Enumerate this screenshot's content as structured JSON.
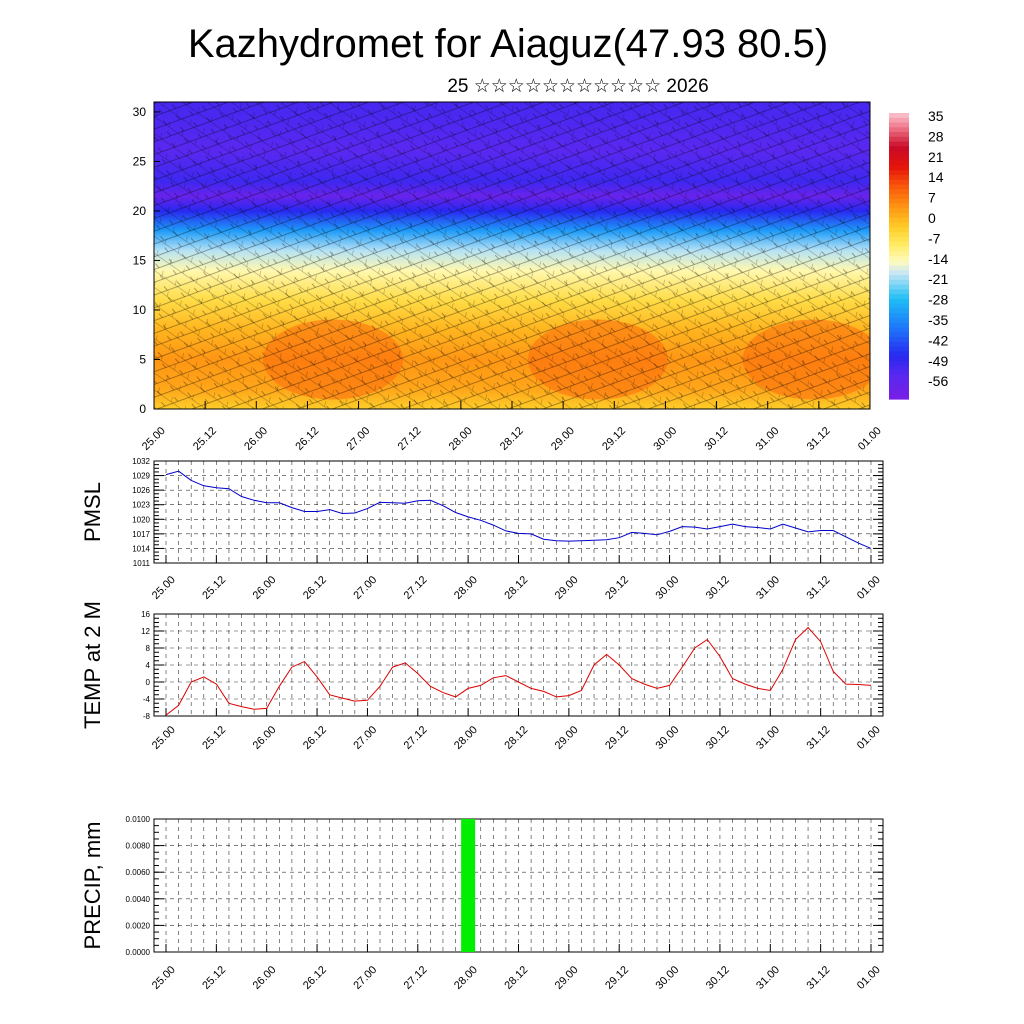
{
  "header": {
    "title": "Kazhydromet for Aiaguz(47.93 80.5)",
    "subtitle": "25 ☆☆☆☆☆☆☆☆☆☆☆ 2026"
  },
  "chart_data": [
    {
      "id": "cross-section",
      "type": "heatmap",
      "description_label": "time-height temperature cross section with wind barbs",
      "y_ticks": [
        "0",
        "5",
        "10",
        "15",
        "20",
        "25",
        "30"
      ],
      "ylim": [
        0,
        31
      ],
      "x_ticks": [
        "25.00",
        "25.12",
        "26.00",
        "26.12",
        "27.00",
        "27.12",
        "28.00",
        "28.12",
        "29.00",
        "29.12",
        "30.00",
        "30.12",
        "31.00",
        "31.12",
        "01.00"
      ],
      "colorbar_labels": [
        "35",
        "28",
        "21",
        "14",
        "7",
        "0",
        "-7",
        "-14",
        "-21",
        "-28",
        "-35",
        "-42",
        "-49",
        "-56"
      ],
      "colorbar_range": [
        -60,
        40
      ],
      "bands": [
        {
          "level": 0,
          "temp": 0
        },
        {
          "level": 2,
          "temp": 5
        },
        {
          "level": 5,
          "temp": 7
        },
        {
          "level": 8,
          "temp": 3
        },
        {
          "level": 11,
          "temp": -3
        },
        {
          "level": 14,
          "temp": -11
        },
        {
          "level": 16,
          "temp": -17
        },
        {
          "level": 18,
          "temp": -30
        },
        {
          "level": 20,
          "temp": -45
        },
        {
          "level": 21.5,
          "temp": -56
        },
        {
          "level": 23,
          "temp": -48
        },
        {
          "level": 26,
          "temp": -52
        },
        {
          "level": 31,
          "temp": -49
        }
      ]
    },
    {
      "id": "pmsl",
      "type": "line",
      "ylabel": "PMSL",
      "y_ticks": [
        "1032",
        "1029",
        "1026",
        "1023",
        "1020",
        "1017",
        "1014",
        "1011"
      ],
      "ylim": [
        1011,
        1032
      ],
      "x_ticks": [
        "25.00",
        "25.12",
        "26.00",
        "26.12",
        "27.00",
        "27.12",
        "28.00",
        "28.12",
        "29.00",
        "29.12",
        "30.00",
        "30.12",
        "31.00",
        "31.12",
        "01.00"
      ],
      "color": "#0000cc",
      "values": [
        1029.2,
        1029.9,
        1028.0,
        1026.9,
        1026.5,
        1026.3,
        1024.7,
        1023.9,
        1023.4,
        1023.4,
        1022.4,
        1021.6,
        1021.6,
        1022.0,
        1021.2,
        1021.3,
        1022.2,
        1023.5,
        1023.4,
        1023.3,
        1023.8,
        1023.9,
        1022.8,
        1021.4,
        1020.5,
        1019.8,
        1018.8,
        1017.6,
        1017.1,
        1017.0,
        1015.9,
        1015.6,
        1015.5,
        1015.6,
        1015.7,
        1015.8,
        1016.2,
        1017.3,
        1017.1,
        1016.8,
        1017.5,
        1018.5,
        1018.4,
        1018.0,
        1018.5,
        1019.0,
        1018.5,
        1018.3,
        1018.0,
        1019.0,
        1018.2,
        1017.4,
        1017.7,
        1017.7,
        1016.4,
        1015.1,
        1014.0
      ]
    },
    {
      "id": "temp2m",
      "type": "line",
      "ylabel": "TEMP at 2 M",
      "y_ticks": [
        "16",
        "12",
        "8",
        "4",
        "0",
        "-4",
        "-8"
      ],
      "ylim": [
        -8,
        16
      ],
      "x_ticks": [
        "25.00",
        "25.12",
        "26.00",
        "26.12",
        "27.00",
        "27.12",
        "28.00",
        "28.12",
        "29.00",
        "29.12",
        "30.00",
        "30.12",
        "31.00",
        "31.12",
        "01.00"
      ],
      "color": "#dd0000",
      "values": [
        -7.8,
        -5.5,
        0.0,
        1.2,
        -0.5,
        -5.0,
        -5.8,
        -6.4,
        -6.2,
        -1.0,
        3.5,
        4.8,
        1.2,
        -3.0,
        -3.8,
        -4.5,
        -4.3,
        -1.0,
        3.5,
        4.5,
        2.0,
        -1.0,
        -2.5,
        -3.5,
        -1.5,
        -0.8,
        1.0,
        1.5,
        0.0,
        -1.5,
        -2.2,
        -3.5,
        -3.2,
        -2.0,
        4.0,
        6.5,
        4.0,
        0.8,
        -0.5,
        -1.5,
        -0.8,
        3.5,
        8.0,
        10.0,
        6.0,
        0.8,
        -0.5,
        -1.5,
        -2.0,
        3.0,
        10.0,
        12.8,
        9.5,
        2.5,
        -0.5,
        -0.6,
        -0.8
      ]
    },
    {
      "id": "precip",
      "type": "bar",
      "ylabel": "PRECIP, mm",
      "y_ticks": [
        "0.0100",
        "0.0080",
        "0.0060",
        "0.0040",
        "0.0020",
        "0.0000"
      ],
      "ylim": [
        0,
        0.01
      ],
      "x_ticks": [
        "25.00",
        "25.12",
        "26.00",
        "26.12",
        "27.00",
        "27.12",
        "28.00",
        "28.12",
        "29.00",
        "29.12",
        "30.00",
        "30.12",
        "31.00",
        "31.12",
        "01.00"
      ],
      "color": "#00ee00",
      "bars": [
        {
          "x_index": 6.0,
          "value": 0.01
        }
      ]
    }
  ]
}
=======
From the data above, write out everything exactly except the pictures.

### RESPONSE BELOW
Enumerate this screenshot's content as structured JSON.
{
  "header": {
    "title": "Kazhydromet for Aiaguz(47.93 80.5)",
    "subtitle": "25 ☆☆☆☆☆☆☆☆☆☆☆ 2026"
  },
  "chart_data": [
    {
      "id": "cross-section",
      "type": "heatmap",
      "description_label": "time-height temperature cross section with wind barbs",
      "y_ticks": [
        "0",
        "5",
        "10",
        "15",
        "20",
        "25",
        "30"
      ],
      "ylim": [
        0,
        31
      ],
      "x_ticks": [
        "25.00",
        "25.12",
        "26.00",
        "26.12",
        "27.00",
        "27.12",
        "28.00",
        "28.12",
        "29.00",
        "29.12",
        "30.00",
        "30.12",
        "31.00",
        "31.12",
        "01.00"
      ],
      "colorbar_labels": [
        "35",
        "28",
        "21",
        "14",
        "7",
        "0",
        "-7",
        "-14",
        "-21",
        "-28",
        "-35",
        "-42",
        "-49",
        "-56"
      ],
      "colorbar_range": [
        -60,
        40
      ],
      "bands": [
        {
          "level": 0,
          "temp": 0
        },
        {
          "level": 2,
          "temp": 5
        },
        {
          "level": 5,
          "temp": 7
        },
        {
          "level": 8,
          "temp": 3
        },
        {
          "level": 11,
          "temp": -3
        },
        {
          "level": 14,
          "temp": -11
        },
        {
          "level": 16,
          "temp": -17
        },
        {
          "level": 18,
          "temp": -30
        },
        {
          "level": 20,
          "temp": -45
        },
        {
          "level": 21.5,
          "temp": -56
        },
        {
          "level": 23,
          "temp": -48
        },
        {
          "level": 26,
          "temp": -52
        },
        {
          "level": 31,
          "temp": -49
        }
      ]
    },
    {
      "id": "pmsl",
      "type": "line",
      "ylabel": "PMSL",
      "y_ticks": [
        "1032",
        "1029",
        "1026",
        "1023",
        "1020",
        "1017",
        "1014",
        "1011"
      ],
      "ylim": [
        1011,
        1032
      ],
      "x_ticks": [
        "25.00",
        "25.12",
        "26.00",
        "26.12",
        "27.00",
        "27.12",
        "28.00",
        "28.12",
        "29.00",
        "29.12",
        "30.00",
        "30.12",
        "31.00",
        "31.12",
        "01.00"
      ],
      "color": "#0000cc",
      "values": [
        1029.2,
        1029.9,
        1028.0,
        1026.9,
        1026.5,
        1026.3,
        1024.7,
        1023.9,
        1023.4,
        1023.4,
        1022.4,
        1021.6,
        1021.6,
        1022.0,
        1021.2,
        1021.3,
        1022.2,
        1023.5,
        1023.4,
        1023.3,
        1023.8,
        1023.9,
        1022.8,
        1021.4,
        1020.5,
        1019.8,
        1018.8,
        1017.6,
        1017.1,
        1017.0,
        1015.9,
        1015.6,
        1015.5,
        1015.6,
        1015.7,
        1015.8,
        1016.2,
        1017.3,
        1017.1,
        1016.8,
        1017.5,
        1018.5,
        1018.4,
        1018.0,
        1018.5,
        1019.0,
        1018.5,
        1018.3,
        1018.0,
        1019.0,
        1018.2,
        1017.4,
        1017.7,
        1017.7,
        1016.4,
        1015.1,
        1014.0
      ]
    },
    {
      "id": "temp2m",
      "type": "line",
      "ylabel": "TEMP at 2 M",
      "y_ticks": [
        "16",
        "12",
        "8",
        "4",
        "0",
        "-4",
        "-8"
      ],
      "ylim": [
        -8,
        16
      ],
      "x_ticks": [
        "25.00",
        "25.12",
        "26.00",
        "26.12",
        "27.00",
        "27.12",
        "28.00",
        "28.12",
        "29.00",
        "29.12",
        "30.00",
        "30.12",
        "31.00",
        "31.12",
        "01.00"
      ],
      "color": "#dd0000",
      "values": [
        -7.8,
        -5.5,
        0.0,
        1.2,
        -0.5,
        -5.0,
        -5.8,
        -6.4,
        -6.2,
        -1.0,
        3.5,
        4.8,
        1.2,
        -3.0,
        -3.8,
        -4.5,
        -4.3,
        -1.0,
        3.5,
        4.5,
        2.0,
        -1.0,
        -2.5,
        -3.5,
        -1.5,
        -0.8,
        1.0,
        1.5,
        0.0,
        -1.5,
        -2.2,
        -3.5,
        -3.2,
        -2.0,
        4.0,
        6.5,
        4.0,
        0.8,
        -0.5,
        -1.5,
        -0.8,
        3.5,
        8.0,
        10.0,
        6.0,
        0.8,
        -0.5,
        -1.5,
        -2.0,
        3.0,
        10.0,
        12.8,
        9.5,
        2.5,
        -0.5,
        -0.6,
        -0.8
      ]
    },
    {
      "id": "precip",
      "type": "bar",
      "ylabel": "PRECIP, mm",
      "y_ticks": [
        "0.0100",
        "0.0080",
        "0.0060",
        "0.0040",
        "0.0020",
        "0.0000"
      ],
      "ylim": [
        0,
        0.01
      ],
      "x_ticks": [
        "25.00",
        "25.12",
        "26.00",
        "26.12",
        "27.00",
        "27.12",
        "28.00",
        "28.12",
        "29.00",
        "29.12",
        "30.00",
        "30.12",
        "31.00",
        "31.12",
        "01.00"
      ],
      "color": "#00ee00",
      "bars": [
        {
          "x_index": 6.0,
          "value": 0.01
        }
      ]
    }
  ]
}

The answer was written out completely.